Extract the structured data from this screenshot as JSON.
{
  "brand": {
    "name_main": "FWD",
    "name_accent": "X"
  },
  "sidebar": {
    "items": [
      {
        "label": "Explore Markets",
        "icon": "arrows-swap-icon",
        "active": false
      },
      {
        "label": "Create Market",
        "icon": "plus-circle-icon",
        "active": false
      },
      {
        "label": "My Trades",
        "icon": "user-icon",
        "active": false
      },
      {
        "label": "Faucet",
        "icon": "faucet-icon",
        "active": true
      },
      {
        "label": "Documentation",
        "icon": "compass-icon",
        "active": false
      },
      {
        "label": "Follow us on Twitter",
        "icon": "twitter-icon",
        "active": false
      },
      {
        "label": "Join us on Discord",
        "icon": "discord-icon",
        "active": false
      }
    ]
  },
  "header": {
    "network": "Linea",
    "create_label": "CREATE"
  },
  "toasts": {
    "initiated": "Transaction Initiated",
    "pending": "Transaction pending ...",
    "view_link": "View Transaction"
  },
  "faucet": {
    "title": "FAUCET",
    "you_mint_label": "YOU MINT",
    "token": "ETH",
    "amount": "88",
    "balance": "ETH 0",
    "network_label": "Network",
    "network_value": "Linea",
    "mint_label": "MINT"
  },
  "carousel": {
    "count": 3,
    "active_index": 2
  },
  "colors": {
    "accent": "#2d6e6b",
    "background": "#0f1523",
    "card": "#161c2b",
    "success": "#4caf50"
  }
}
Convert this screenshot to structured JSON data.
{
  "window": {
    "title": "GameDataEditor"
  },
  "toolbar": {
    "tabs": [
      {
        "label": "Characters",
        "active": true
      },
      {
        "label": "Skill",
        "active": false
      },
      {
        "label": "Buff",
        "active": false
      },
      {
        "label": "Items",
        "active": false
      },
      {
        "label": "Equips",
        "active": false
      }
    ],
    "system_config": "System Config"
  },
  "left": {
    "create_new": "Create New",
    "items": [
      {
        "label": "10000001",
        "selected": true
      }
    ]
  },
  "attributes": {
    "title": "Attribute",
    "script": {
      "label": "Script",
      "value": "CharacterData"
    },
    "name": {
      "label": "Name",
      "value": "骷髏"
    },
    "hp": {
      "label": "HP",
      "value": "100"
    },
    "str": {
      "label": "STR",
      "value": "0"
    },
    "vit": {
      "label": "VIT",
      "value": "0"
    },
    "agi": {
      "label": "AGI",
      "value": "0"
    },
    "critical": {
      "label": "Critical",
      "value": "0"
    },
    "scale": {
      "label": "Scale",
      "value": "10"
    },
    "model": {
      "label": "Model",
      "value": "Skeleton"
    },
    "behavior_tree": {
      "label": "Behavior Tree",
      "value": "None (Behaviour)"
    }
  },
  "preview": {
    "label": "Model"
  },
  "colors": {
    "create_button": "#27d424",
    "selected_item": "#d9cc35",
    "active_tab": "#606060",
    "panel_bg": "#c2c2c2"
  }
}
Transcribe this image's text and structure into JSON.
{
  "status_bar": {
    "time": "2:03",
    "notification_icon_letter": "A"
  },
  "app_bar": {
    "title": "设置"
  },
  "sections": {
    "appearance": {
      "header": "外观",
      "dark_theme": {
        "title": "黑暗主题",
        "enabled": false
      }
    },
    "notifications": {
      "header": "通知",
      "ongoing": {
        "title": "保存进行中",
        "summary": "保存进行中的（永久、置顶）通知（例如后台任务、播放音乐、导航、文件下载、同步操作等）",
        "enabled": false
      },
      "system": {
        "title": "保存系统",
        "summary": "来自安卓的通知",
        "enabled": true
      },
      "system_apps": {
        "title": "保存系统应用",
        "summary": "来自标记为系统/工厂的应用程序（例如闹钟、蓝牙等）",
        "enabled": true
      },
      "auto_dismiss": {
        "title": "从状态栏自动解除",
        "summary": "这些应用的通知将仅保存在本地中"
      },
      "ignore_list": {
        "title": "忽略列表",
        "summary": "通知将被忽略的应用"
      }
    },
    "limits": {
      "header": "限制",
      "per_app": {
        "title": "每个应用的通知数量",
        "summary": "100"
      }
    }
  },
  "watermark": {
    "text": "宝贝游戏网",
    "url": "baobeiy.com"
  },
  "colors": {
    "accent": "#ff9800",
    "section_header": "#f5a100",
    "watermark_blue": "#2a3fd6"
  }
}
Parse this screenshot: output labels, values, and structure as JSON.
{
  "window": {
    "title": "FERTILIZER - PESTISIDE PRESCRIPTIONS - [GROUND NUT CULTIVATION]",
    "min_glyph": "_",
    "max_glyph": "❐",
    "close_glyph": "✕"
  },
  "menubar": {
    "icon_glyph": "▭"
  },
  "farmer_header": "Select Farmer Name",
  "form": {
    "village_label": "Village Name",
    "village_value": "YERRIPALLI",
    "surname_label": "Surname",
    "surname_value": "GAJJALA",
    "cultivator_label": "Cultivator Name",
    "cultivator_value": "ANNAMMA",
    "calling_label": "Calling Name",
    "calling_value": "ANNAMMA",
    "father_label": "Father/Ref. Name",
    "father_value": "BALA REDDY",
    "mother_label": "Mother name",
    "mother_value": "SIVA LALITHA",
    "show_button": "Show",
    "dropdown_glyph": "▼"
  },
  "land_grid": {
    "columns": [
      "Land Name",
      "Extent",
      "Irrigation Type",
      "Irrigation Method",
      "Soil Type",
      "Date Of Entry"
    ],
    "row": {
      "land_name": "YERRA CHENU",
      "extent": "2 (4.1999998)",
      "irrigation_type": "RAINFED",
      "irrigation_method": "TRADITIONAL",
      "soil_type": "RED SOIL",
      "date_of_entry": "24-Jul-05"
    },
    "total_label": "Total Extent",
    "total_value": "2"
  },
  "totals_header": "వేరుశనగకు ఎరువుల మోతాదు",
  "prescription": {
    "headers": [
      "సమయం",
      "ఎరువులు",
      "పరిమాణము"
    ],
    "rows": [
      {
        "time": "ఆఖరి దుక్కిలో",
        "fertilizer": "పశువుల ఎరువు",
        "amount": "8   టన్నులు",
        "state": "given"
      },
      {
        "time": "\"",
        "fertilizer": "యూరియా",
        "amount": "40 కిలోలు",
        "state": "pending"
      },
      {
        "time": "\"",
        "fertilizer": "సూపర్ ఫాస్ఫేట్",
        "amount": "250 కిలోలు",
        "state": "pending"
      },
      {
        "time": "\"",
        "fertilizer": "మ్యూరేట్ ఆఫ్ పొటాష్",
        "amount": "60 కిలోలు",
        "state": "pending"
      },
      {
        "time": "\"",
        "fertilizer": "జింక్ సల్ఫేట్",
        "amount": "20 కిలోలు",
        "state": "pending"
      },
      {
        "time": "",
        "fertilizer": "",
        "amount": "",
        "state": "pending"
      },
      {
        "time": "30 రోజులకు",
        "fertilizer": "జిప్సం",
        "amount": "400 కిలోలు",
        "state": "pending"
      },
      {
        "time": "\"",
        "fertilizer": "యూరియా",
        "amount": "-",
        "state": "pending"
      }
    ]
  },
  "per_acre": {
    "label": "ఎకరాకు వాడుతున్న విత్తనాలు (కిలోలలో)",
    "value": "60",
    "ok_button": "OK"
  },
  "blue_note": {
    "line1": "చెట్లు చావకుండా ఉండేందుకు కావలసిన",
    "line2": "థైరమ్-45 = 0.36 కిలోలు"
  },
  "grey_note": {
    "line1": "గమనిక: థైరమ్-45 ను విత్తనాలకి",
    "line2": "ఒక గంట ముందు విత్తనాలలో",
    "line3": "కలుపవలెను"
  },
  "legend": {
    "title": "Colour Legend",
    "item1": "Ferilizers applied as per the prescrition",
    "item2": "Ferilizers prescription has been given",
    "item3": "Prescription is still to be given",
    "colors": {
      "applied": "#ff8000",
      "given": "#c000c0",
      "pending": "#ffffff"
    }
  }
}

### REQUIREMENT
Transcribe the entire listing above precisely.

### ANSWER
Extract the structured data from this screenshot as JSON.
{
  "brand": {
    "name_main": "FWD",
    "name_accent": "X"
  },
  "sidebar": {
    "items": [
      {
        "label": "Explore Markets",
        "icon": "arrows-swap-icon",
        "active": false
      },
      {
        "label": "Create Market",
        "icon": "plus-circle-icon",
        "active": false
      },
      {
        "label": "My Trades",
        "icon": "user-icon",
        "active": false
      },
      {
        "label": "Faucet",
        "icon": "faucet-icon",
        "active": true
      },
      {
        "label": "Documentation",
        "icon": "compass-icon",
        "active": false
      },
      {
        "label": "Follow us on Twitter",
        "icon": "twitter-icon",
        "active": false
      },
      {
        "label": "Join us on Discord",
        "icon": "discord-icon",
        "active": false
      }
    ]
  },
  "header": {
    "network": "Linea",
    "create_label": "CREATE"
  },
  "toasts": {
    "initiated": "Transaction Initiated",
    "pending": "Transaction pending ...",
    "view_link": "View Transaction"
  },
  "faucet": {
    "title": "FAUCET",
    "you_mint_label": "YOU MINT",
    "token": "ETH",
    "amount": "88",
    "balance": "ETH 0",
    "network_label": "Network",
    "network_value": "Linea",
    "mint_label": "MINT"
  },
  "carousel": {
    "count": 3,
    "active_index": 2
  },
  "colors": {
    "accent": "#2d6e6b",
    "background": "#0f1523",
    "card": "#161c2b",
    "success": "#4caf50"
  }
}
Convert this screenshot to structured JSON data.
{
  "window": {
    "title": "GameDataEditor"
  },
  "toolbar": {
    "tabs": [
      {
        "label": "Characters",
        "active": true
      },
      {
        "label": "Skill",
        "active": false
      },
      {
        "label": "Buff",
        "active": false
      },
      {
        "label": "Items",
        "active": false
      },
      {
        "label": "Equips",
        "active": false
      }
    ],
    "system_config": "System Config"
  },
  "left": {
    "create_new": "Create New",
    "items": [
      {
        "label": "10000001",
        "selected": true
      }
    ]
  },
  "attributes": {
    "title": "Attribute",
    "script": {
      "label": "Script",
      "value": "CharacterData"
    },
    "name": {
      "label": "Name",
      "value": "骷髏"
    },
    "hp": {
      "label": "HP",
      "value": "100"
    },
    "str": {
      "label": "STR",
      "value": "0"
    },
    "vit": {
      "label": "VIT",
      "value": "0"
    },
    "agi": {
      "label": "AGI",
      "value": "0"
    },
    "critical": {
      "label": "Critical",
      "value": "0"
    },
    "scale": {
      "label": "Scale",
      "value": "10"
    },
    "model": {
      "label": "Model",
      "value": "Skeleton"
    },
    "behavior_tree": {
      "label": "Behavior Tree",
      "value": "None (Behaviour)"
    }
  },
  "preview": {
    "label": "Model"
  },
  "colors": {
    "create_button": "#27d424",
    "selected_item": "#d9cc35",
    "active_tab": "#606060",
    "panel_bg": "#c2c2c2"
  }
}
Transcribe this image's text and structure into JSON.
{
  "status_bar": {
    "time": "2:03",
    "notification_icon_letter": "A"
  },
  "app_bar": {
    "title": "设置"
  },
  "sections": {
    "appearance": {
      "header": "外观",
      "dark_theme": {
        "title": "黑暗主题",
        "enabled": false
      }
    },
    "notifications": {
      "header": "通知",
      "ongoing": {
        "title": "保存进行中",
        "summary": "保存进行中的（永久、置顶）通知（例如后台任务、播放音乐、导航、文件下载、同步操作等）",
        "enabled": false
      },
      "system": {
        "title": "保存系统",
        "summary": "来自安卓的通知",
        "enabled": true
      },
      "system_apps": {
        "title": "保存系统应用",
        "summary": "来自标记为系统/工厂的应用程序（例如闹钟、蓝牙等）",
        "enabled": true
      },
      "auto_dismiss": {
        "title": "从状态栏自动解除",
        "summary": "这些应用的通知将仅保存在本地中"
      },
      "ignore_list": {
        "title": "忽略列表",
        "summary": "通知将被忽略的应用"
      }
    },
    "limits": {
      "header": "限制",
      "per_app": {
        "title": "每个应用的通知数量",
        "summary": "100"
      }
    }
  },
  "watermark": {
    "text": "宝贝游戏网",
    "url": "baobeiy.com"
  },
  "colors": {
    "accent": "#ff9800",
    "section_header": "#f5a100",
    "watermark_blue": "#2a3fd6"
  }
}
Parse this screenshot: output labels, values, and structure as JSON.
{
  "window": {
    "title": "FERTILIZER - PESTISIDE PRESCRIPTIONS - [GROUND NUT CULTIVATION]",
    "min_glyph": "_",
    "max_glyph": "❐",
    "close_glyph": "✕"
  },
  "menubar": {
    "icon_glyph": "▭"
  },
  "farmer_header": "Select Farmer Name",
  "form": {
    "village_label": "Village Name",
    "village_value": "YERRIPALLI",
    "surname_label": "Surname",
    "surname_value": "GAJJALA",
    "cultivator_label": "Cultivator Name",
    "cultivator_value": "ANNAMMA",
    "calling_label": "Calling Name",
    "calling_value": "ANNAMMA",
    "father_label": "Father/Ref. Name",
    "father_value": "BALA REDDY",
    "mother_label": "Mother name",
    "mother_value": "SIVA LALITHA",
    "show_button": "Show",
    "dropdown_glyph": "▼"
  },
  "land_grid": {
    "columns": [
      "Land Name",
      "Extent",
      "Irrigation Type",
      "Irrigation Method",
      "Soil Type",
      "Date Of Entry"
    ],
    "row": {
      "land_name": "YERRA CHENU",
      "extent": "2 (4.1999998)",
      "irrigation_type": "RAINFED",
      "irrigation_method": "TRADITIONAL",
      "soil_type": "RED SOIL",
      "date_of_entry": "24-Jul-05"
    },
    "total_label": "Total Extent",
    "total_value": "2"
  },
  "totals_header": "వేరుశనగకు ఎరువుల మోతాదు",
  "prescription": {
    "headers": [
      "సమయం",
      "ఎరువులు",
      "పరిమాణము"
    ],
    "rows": [
      {
        "time": "ఆఖరి దుక్కిలో",
        "fertilizer": "పశువుల ఎరువు",
        "amount": "8   టన్నులు",
        "state": "given"
      },
      {
        "time": "\"",
        "fertilizer": "యూరియా",
        "amount": "40 కిలోలు",
        "state": "pending"
      },
      {
        "time": "\"",
        "fertilizer": "సూపర్ ఫాస్ఫేట్",
        "amount": "250 కిలోలు",
        "state": "pending"
      },
      {
        "time": "\"",
        "fertilizer": "మ్యూరేట్ ఆఫ్ పొటాష్",
        "amount": "60 కిలోలు",
        "state": "pending"
      },
      {
        "time": "\"",
        "fertilizer": "జింక్ సల్ఫేట్",
        "amount": "20 కిలోలు",
        "state": "pending"
      },
      {
        "time": "",
        "fertilizer": "",
        "amount": "",
        "state": "pending"
      },
      {
        "time": "30 రోజులకు",
        "fertilizer": "జిప్సం",
        "amount": "400 కిలోలు",
        "state": "pending"
      },
      {
        "time": "\"",
        "fertilizer": "యూరియా",
        "amount": "-",
        "state": "pending"
      }
    ]
  },
  "per_acre": {
    "label": "ఎకరాకు వాడుతున్న విత్తనాలు (కిలోలలో)",
    "value": "60",
    "ok_button": "OK"
  },
  "blue_note": {
    "line1": "చెట్లు చావకుండా ఉండేందుకు కావలసిన",
    "line2": "థైరమ్-45 = 0.36 కిలోలు"
  },
  "grey_note": {
    "line1": "గమనిక: థైరమ్-45 ను విత్తనాలకి",
    "line2": "ఒక గంట ముందు విత్తనాలలో",
    "line3": "కలుపవలెను"
  },
  "legend": {
    "title": "Colour Legend",
    "item1": "Ferilizers applied as per the prescrition",
    "item2": "Ferilizers prescription has been given",
    "item3": "Prescription is still to be given",
    "colors": {
      "applied": "#ff8000",
      "given": "#c000c0",
      "pending": "#ffffff"
    }
  }
}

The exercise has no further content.